_WORK INSTRUCTIONS_
Quote every entry word for word.

[Start of DATA FOR THIS TASK]

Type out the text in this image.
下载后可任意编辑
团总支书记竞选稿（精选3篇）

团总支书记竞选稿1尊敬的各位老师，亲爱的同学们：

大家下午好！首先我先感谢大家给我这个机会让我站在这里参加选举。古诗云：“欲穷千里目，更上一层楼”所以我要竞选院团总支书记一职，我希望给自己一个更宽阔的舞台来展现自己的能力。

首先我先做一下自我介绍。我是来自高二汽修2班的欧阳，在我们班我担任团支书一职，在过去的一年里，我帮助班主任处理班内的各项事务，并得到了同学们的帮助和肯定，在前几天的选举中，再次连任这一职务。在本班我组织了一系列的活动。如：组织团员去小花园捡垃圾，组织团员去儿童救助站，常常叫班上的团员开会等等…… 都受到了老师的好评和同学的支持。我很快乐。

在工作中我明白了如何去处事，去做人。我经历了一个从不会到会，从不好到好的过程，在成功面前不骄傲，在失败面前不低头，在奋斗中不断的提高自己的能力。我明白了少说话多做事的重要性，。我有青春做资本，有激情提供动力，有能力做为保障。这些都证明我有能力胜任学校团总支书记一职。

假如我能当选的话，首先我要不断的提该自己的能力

[End of DATA FOR THIS TASK]

_SOLVED PROBLEM_
Type out the text in this image.
下载后可任意编辑
团总支书记竞选稿（精选3篇）

团总支书记竞选稿1尊敬的各位老师，亲爱的同学们：

大家下午好！首先我先感谢大家给我这个机会让我站在这里参加选举。古诗云：“欲穷千里目，更上一层楼”所以我要竞选院团总支书记一职，我希望给自己一个更宽阔的舞台来展现自己的能力。

首先我先做一下自我介绍。我是来自高二汽修2班的欧阳，在我们班我担任团支书一职，在过去的一年里，我帮助班主任处理班内的各项事务，并得到了同学们的帮助和肯定，在前几天的选举中，再次连任这一职务。在本班我组织了一系列的活动。如：组织团员去小花园捡垃圾，组织团员去儿童救助站，常常叫班上的团员开会等等…… 都受到了老师的好评和同学的支持。我很快乐。

在工作中我明白了如何去处事，去做人。我经历了一个从不会到会，从不好到好的过程，在成功面前不骄傲，在失败面前不低头，在奋斗中不断的提高自己的能力。我明白了少说话多做事的重要性，。我有青春做资本，有激情提供动力，有能力做为保障。这些都证明我有能力胜任学校团总支书记一职。

假如我能当选的话，首先我要不断的提该自己的能力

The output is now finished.